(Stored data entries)

-*-*-

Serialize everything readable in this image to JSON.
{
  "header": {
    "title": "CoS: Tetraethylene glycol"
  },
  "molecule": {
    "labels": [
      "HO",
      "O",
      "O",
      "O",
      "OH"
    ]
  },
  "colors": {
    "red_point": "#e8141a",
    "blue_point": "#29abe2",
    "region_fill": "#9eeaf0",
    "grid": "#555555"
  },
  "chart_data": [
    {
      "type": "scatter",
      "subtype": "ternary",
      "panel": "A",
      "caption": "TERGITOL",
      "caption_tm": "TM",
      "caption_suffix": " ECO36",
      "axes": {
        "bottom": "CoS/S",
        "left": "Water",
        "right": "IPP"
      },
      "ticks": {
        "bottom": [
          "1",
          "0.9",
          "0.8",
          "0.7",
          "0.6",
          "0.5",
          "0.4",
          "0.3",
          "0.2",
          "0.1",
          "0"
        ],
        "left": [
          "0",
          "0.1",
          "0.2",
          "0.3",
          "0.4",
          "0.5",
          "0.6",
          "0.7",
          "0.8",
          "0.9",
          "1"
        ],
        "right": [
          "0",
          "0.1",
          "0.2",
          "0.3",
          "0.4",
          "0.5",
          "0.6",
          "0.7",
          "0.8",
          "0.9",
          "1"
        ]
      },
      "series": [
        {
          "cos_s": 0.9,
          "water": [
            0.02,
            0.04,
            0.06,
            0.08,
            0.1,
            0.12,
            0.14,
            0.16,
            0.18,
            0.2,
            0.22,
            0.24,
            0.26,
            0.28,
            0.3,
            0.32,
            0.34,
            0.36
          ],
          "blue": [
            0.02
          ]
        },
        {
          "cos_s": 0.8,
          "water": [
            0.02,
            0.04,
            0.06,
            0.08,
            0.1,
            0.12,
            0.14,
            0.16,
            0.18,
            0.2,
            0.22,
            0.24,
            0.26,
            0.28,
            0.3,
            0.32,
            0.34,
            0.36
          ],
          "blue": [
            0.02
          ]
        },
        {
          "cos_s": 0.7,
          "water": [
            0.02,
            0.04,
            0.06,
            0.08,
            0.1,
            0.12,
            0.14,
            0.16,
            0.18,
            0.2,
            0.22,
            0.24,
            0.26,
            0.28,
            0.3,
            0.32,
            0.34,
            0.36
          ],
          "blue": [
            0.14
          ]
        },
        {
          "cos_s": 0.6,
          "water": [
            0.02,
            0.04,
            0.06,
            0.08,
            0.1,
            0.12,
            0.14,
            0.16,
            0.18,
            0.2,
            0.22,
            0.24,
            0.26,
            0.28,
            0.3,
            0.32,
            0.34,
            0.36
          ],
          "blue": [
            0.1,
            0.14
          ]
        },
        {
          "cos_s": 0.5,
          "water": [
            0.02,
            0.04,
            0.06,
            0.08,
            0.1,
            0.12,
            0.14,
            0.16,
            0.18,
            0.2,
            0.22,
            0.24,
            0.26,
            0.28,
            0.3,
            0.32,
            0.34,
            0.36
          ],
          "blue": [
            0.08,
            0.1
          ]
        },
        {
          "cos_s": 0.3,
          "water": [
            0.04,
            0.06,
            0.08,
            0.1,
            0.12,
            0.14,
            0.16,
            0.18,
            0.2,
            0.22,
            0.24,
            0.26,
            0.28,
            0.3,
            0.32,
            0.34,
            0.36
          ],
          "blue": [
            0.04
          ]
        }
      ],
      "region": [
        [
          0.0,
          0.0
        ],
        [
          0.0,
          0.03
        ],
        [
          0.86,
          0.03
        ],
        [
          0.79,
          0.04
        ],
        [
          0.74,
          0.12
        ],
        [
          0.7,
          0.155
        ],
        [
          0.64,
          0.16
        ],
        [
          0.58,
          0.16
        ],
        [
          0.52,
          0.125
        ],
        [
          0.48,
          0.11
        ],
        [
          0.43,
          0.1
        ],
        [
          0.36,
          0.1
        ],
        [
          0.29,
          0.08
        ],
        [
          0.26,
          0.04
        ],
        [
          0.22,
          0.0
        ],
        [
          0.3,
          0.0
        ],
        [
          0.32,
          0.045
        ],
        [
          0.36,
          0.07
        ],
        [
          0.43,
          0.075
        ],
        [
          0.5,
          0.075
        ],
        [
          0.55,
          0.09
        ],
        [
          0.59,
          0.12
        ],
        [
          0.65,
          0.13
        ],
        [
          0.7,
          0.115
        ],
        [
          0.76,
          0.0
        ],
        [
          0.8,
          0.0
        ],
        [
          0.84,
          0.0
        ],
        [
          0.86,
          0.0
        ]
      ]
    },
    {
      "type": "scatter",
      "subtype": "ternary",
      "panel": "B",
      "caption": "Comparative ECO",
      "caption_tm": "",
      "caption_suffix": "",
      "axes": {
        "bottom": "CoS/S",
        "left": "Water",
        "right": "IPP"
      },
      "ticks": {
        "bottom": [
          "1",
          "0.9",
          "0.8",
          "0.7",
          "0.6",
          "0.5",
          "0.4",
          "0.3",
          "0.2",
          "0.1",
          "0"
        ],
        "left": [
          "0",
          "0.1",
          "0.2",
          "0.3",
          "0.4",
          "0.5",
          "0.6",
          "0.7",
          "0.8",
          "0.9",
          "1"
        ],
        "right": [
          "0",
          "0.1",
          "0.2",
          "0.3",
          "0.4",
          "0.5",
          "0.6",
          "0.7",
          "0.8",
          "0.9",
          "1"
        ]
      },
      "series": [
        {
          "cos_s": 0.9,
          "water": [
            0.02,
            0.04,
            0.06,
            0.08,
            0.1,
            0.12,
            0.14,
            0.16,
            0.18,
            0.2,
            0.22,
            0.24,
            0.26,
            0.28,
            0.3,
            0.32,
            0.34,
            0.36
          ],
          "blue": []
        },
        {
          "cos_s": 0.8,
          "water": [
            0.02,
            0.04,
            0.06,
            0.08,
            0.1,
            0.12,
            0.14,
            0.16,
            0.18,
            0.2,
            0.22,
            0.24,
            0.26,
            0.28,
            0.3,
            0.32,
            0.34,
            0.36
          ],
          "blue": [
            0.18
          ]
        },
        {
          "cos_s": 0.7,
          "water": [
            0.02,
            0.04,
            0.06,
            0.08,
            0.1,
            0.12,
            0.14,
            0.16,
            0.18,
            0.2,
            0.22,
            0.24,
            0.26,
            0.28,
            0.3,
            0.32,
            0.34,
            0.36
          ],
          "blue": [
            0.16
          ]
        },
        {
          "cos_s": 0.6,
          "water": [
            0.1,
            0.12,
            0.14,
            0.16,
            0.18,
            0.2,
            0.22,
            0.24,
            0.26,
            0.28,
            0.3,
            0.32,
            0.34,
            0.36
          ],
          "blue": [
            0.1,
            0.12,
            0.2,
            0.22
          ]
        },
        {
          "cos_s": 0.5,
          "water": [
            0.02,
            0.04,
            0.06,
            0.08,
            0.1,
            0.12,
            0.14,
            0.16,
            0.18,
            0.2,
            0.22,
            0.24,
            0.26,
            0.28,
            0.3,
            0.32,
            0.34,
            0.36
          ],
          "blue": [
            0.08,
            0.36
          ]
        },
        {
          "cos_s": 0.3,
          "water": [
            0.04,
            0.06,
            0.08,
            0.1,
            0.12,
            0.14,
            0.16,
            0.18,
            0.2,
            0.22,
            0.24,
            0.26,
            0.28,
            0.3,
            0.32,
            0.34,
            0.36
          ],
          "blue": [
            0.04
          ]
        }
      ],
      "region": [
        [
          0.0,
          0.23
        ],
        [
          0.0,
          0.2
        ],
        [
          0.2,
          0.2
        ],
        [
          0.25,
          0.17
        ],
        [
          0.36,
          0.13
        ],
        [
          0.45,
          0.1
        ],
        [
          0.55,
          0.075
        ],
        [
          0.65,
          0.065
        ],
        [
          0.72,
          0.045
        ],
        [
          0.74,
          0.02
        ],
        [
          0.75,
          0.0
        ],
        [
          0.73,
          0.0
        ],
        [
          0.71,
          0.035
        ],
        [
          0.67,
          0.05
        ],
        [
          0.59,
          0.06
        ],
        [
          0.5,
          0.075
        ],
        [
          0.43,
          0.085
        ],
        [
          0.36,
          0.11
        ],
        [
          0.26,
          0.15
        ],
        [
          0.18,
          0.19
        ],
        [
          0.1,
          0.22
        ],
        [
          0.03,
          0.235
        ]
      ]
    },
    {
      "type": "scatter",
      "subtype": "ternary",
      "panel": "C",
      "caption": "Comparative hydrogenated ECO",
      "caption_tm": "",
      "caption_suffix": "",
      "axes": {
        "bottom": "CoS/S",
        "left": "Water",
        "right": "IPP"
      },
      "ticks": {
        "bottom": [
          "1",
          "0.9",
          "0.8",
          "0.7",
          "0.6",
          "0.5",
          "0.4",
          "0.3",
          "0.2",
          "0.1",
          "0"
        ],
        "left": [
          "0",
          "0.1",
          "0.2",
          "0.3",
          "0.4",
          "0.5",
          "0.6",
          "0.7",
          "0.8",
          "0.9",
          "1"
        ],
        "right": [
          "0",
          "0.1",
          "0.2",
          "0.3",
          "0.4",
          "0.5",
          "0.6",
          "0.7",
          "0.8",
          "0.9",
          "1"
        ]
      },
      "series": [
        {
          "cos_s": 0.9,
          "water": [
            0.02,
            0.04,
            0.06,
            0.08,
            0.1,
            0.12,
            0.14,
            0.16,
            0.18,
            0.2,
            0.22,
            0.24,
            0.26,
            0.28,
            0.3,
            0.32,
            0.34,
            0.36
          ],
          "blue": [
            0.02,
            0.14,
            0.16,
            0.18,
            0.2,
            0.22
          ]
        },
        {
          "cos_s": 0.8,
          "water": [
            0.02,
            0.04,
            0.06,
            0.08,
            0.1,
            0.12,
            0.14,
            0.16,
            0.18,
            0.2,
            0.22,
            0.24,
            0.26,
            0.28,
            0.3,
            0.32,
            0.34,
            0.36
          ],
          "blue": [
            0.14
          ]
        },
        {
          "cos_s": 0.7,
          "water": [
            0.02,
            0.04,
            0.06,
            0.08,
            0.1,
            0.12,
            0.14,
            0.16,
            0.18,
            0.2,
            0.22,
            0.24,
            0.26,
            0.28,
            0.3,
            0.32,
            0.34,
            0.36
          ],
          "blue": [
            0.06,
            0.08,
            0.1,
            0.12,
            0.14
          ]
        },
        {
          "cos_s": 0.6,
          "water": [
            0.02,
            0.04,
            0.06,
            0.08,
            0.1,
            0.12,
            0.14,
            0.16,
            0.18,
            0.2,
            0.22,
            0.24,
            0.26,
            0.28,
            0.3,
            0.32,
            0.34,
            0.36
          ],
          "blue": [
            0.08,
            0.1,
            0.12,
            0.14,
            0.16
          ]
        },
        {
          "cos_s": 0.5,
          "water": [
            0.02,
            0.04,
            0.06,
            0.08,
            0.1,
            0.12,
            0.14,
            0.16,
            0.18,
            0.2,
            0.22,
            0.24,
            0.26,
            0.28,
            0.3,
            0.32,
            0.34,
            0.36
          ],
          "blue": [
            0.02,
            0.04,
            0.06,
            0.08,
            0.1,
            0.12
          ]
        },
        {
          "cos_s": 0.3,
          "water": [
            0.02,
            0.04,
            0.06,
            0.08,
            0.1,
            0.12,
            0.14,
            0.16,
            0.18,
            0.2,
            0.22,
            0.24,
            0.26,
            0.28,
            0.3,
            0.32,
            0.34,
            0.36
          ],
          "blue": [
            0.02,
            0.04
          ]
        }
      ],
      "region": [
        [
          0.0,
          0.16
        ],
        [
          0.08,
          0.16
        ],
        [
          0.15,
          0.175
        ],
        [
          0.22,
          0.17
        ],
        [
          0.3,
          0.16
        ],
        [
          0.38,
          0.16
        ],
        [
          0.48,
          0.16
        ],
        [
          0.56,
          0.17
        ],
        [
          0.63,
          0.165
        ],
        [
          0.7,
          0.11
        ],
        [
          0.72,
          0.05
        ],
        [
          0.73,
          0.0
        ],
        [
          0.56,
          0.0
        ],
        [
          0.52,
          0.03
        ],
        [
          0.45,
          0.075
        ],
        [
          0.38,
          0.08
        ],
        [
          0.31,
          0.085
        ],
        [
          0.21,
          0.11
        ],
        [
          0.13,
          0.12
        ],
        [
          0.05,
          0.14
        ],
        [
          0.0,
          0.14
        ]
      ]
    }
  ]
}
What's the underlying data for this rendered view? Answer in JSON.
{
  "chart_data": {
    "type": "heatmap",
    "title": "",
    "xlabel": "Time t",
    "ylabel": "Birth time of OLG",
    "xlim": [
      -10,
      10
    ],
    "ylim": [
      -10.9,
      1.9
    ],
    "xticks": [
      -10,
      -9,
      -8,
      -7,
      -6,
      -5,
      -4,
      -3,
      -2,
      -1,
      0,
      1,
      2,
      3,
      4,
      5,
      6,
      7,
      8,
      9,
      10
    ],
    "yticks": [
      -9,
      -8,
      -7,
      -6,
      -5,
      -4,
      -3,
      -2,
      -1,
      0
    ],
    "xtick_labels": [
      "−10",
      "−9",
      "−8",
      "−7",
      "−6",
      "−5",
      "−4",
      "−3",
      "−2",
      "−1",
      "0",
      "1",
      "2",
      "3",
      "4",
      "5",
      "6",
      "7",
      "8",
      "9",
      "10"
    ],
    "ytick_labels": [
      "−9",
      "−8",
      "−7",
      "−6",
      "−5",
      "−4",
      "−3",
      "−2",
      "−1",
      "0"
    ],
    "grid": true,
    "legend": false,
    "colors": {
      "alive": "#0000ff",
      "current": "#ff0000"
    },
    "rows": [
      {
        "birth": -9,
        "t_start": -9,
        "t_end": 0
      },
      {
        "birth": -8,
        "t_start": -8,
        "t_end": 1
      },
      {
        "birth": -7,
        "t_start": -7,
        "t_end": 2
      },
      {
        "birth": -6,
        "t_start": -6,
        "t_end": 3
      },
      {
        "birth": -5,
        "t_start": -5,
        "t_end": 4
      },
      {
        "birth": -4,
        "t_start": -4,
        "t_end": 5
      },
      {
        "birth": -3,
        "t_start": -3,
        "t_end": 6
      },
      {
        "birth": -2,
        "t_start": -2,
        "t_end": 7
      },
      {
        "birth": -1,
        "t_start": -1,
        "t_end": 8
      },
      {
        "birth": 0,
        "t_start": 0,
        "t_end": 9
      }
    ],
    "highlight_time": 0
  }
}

-*-*-

* **Exercise brief**
Your task is to gather every line with the word "title" and copy it.

* **Final result**
    "title": "CoS: Tetraethylene glycol"
    "title": "",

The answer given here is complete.